⟨

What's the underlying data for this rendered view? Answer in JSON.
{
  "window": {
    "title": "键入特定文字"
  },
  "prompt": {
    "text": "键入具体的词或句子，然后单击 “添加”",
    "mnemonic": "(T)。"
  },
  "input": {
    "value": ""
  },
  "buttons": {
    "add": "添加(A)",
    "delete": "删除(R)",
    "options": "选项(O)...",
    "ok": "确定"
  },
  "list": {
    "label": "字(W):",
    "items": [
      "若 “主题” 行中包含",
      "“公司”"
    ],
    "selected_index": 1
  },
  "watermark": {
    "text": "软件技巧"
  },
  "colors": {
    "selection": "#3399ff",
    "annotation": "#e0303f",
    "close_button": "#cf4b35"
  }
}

⟩

## Goal of the exercise
Every record above should be copied exactly.

## Complete answer
What's the underlying data for this rendered view? Answer in JSON.
{
  "window": {
    "title": "键入特定文字"
  },
  "prompt": {
    "text": "键入具体的词或句子，然后单击 “添加”",
    "mnemonic": "(T)。"
  },
  "input": {
    "value": ""
  },
  "buttons": {
    "add": "添加(A)",
    "delete": "删除(R)",
    "options": "选项(O)...",
    "ok": "确定"
  },
  "list": {
    "label": "字(W):",
    "items": [
      "若 “主题” 行中包含",
      "“公司”"
    ],
    "selected_index": 1
  },
  "watermark": {
    "text": "软件技巧"
  },
  "colors": {
    "selection": "#3399ff",
    "annotation": "#e0303f",
    "close_button": "#cf4b35"
  }
}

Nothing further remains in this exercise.